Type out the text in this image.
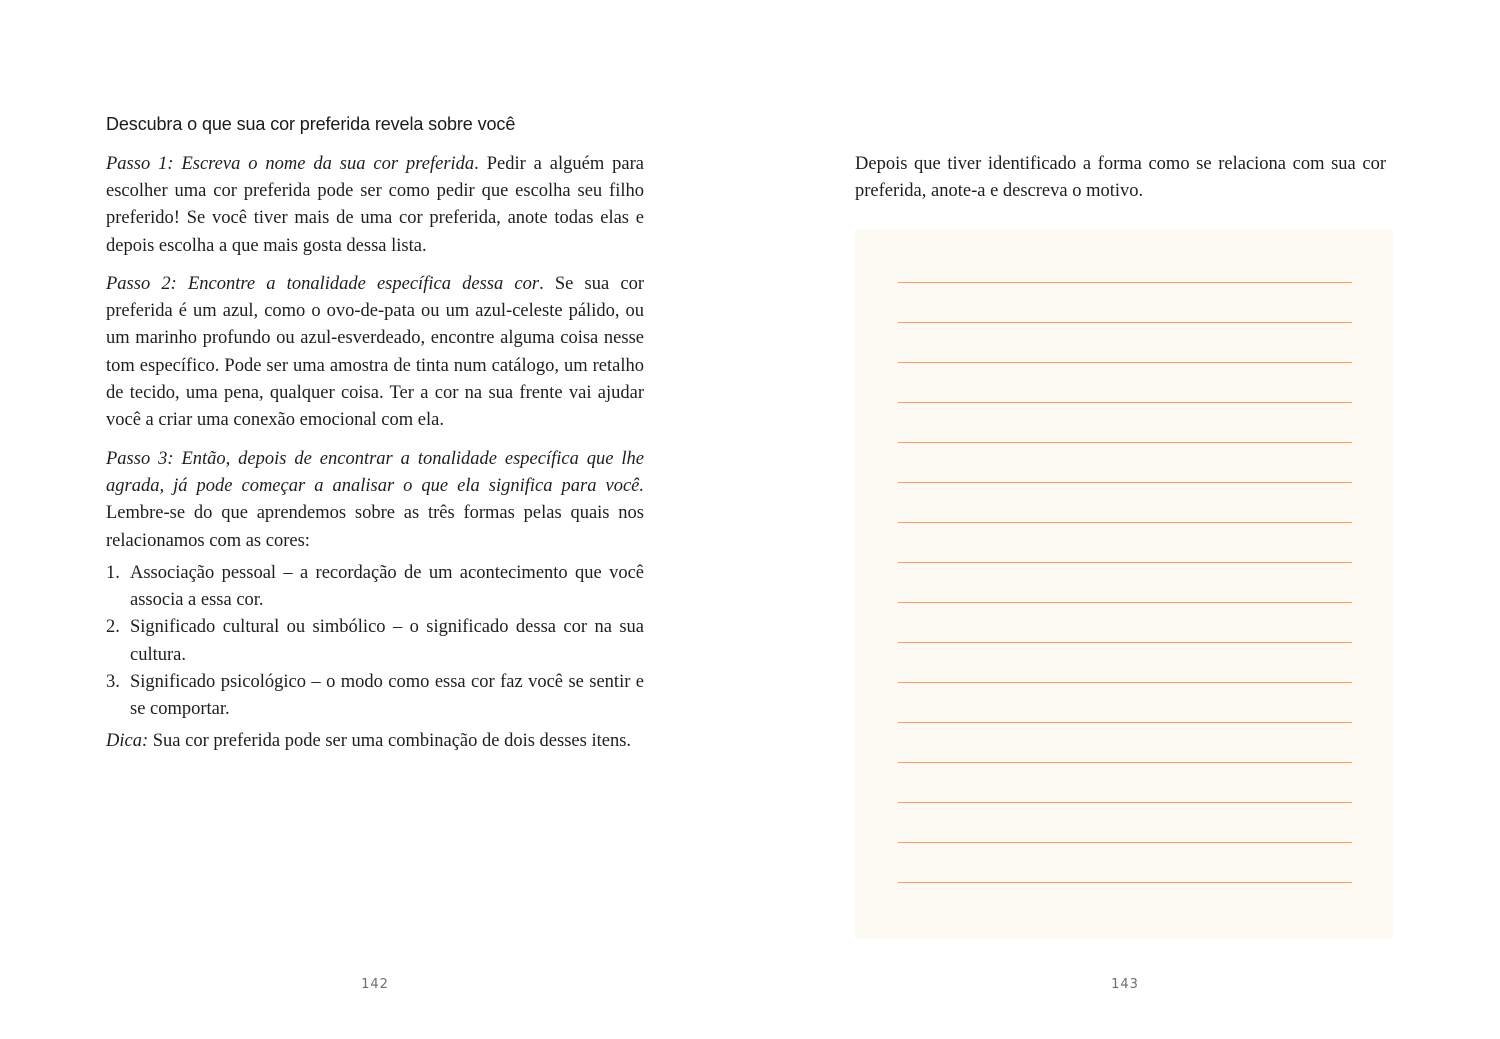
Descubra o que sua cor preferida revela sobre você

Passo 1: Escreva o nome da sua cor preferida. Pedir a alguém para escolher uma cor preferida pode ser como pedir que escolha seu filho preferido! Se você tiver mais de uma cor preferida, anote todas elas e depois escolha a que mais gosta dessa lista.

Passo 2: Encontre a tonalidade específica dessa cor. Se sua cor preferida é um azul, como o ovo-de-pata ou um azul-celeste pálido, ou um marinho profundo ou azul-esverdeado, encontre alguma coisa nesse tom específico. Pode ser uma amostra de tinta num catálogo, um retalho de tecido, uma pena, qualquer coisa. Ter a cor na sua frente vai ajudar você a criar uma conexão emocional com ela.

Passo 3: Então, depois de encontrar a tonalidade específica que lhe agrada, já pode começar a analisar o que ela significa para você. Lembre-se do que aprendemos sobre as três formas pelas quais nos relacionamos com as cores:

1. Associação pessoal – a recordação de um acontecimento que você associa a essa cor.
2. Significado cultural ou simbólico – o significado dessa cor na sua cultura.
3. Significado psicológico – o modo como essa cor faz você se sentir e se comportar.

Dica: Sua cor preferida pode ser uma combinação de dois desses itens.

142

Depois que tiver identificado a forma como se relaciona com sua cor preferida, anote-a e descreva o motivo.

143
·····
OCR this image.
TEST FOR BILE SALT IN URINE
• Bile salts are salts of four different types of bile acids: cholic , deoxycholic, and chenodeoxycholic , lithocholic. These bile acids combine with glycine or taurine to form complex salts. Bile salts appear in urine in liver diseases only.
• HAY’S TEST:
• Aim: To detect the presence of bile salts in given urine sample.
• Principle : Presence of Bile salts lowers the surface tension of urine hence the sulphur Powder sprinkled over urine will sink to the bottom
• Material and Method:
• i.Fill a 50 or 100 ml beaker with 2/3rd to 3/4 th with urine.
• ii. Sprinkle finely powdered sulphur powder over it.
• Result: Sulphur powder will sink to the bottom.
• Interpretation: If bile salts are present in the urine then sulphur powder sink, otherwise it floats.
·····
* [WHAT IS REQUIRED]: Check each line of the data above for the string "image", then report how many lines have it, with no other words.

* [RESULT OF THIS TASK]: 2